**REQUIREMENT:** Reproduce this listing in full.

* START *

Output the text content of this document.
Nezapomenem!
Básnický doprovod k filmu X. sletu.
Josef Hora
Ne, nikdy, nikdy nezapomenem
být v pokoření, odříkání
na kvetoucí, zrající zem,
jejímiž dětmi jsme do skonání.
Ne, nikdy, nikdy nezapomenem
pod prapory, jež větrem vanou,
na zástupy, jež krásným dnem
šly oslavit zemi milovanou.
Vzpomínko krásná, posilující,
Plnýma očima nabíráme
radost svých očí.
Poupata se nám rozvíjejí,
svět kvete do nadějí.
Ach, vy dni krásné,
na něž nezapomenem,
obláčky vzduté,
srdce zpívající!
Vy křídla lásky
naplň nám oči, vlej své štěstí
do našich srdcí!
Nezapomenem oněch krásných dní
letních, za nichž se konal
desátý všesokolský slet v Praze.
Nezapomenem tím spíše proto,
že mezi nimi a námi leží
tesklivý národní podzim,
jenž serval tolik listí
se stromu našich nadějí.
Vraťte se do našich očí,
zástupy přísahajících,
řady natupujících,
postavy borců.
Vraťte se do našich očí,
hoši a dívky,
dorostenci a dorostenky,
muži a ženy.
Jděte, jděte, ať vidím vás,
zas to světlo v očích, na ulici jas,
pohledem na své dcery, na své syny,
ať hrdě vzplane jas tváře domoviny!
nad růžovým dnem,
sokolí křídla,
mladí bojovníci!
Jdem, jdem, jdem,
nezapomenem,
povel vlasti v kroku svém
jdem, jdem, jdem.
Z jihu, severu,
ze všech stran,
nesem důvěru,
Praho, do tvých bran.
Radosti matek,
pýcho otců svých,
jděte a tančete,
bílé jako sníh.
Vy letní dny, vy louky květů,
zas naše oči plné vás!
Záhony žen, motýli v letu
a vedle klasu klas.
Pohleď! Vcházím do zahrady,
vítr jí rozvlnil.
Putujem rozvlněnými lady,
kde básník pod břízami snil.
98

* END *

**RESPONSE TO THIS TASK:**
Output the text content of this document.
Nezapomenem!
Básnický doprovod k filmu X. sletu.
Josef Hora
Ne, nikdy, nikdy nezapomenem
být v pokoření, odříkání
na kvetoucí, zrající zem,
jejímiž dětmi jsme do skonání.
Ne, nikdy, nikdy nezapomenem
pod prapory, jež větrem vanou,
na zástupy, jež krásným dnem
šly oslavit zemi milovanou.
Vzpomínko krásná, posilující,
Plnýma očima nabíráme
radost svých očí.
Poupata se nám rozvíjejí,
svět kvete do nadějí.
Ach, vy dni krásné,
na něž nezapomenem,
obláčky vzduté,
srdce zpívající!
Vy křídla lásky
naplň nám oči, vlej své štěstí
do našich srdcí!
Nezapomenem oněch krásných dní
letních, za nichž se konal
desátý všesokolský slet v Praze.
Nezapomenem tím spíše proto,
že mezi nimi a námi leží
tesklivý národní podzim,
jenž serval tolik listí
se stromu našich nadějí.
Vraťte se do našich očí,
zástupy přísahajících,
řady natupujících,
postavy borců.
Vraťte se do našich očí,
hoši a dívky,
dorostenci a dorostenky,
muži a ženy.
Jděte, jděte, ať vidím vás,
zas to světlo v očích, na ulici jas,
pohledem na své dcery, na své syny,
ať hrdě vzplane jas tváře domoviny!
nad růžovým dnem,
sokolí křídla,
mladí bojovníci!
Jdem, jdem, jdem,
nezapomenem,
povel vlasti v kroku svém
jdem, jdem, jdem.
Z jihu, severu,
ze všech stran,
nesem důvěru,
Praho, do tvých bran.
Radosti matek,
pýcho otců svých,
jděte a tančete,
bílé jako sníh.
Vy letní dny, vy louky květů,
zas naše oči plné vás!
Záhony žen, motýli v letu
a vedle klasu klas.
Pohleď! Vcházím do zahrady,
vítr jí rozvlnil.
Putujem rozvlněnými lady,
kde básník pod břízami snil.
98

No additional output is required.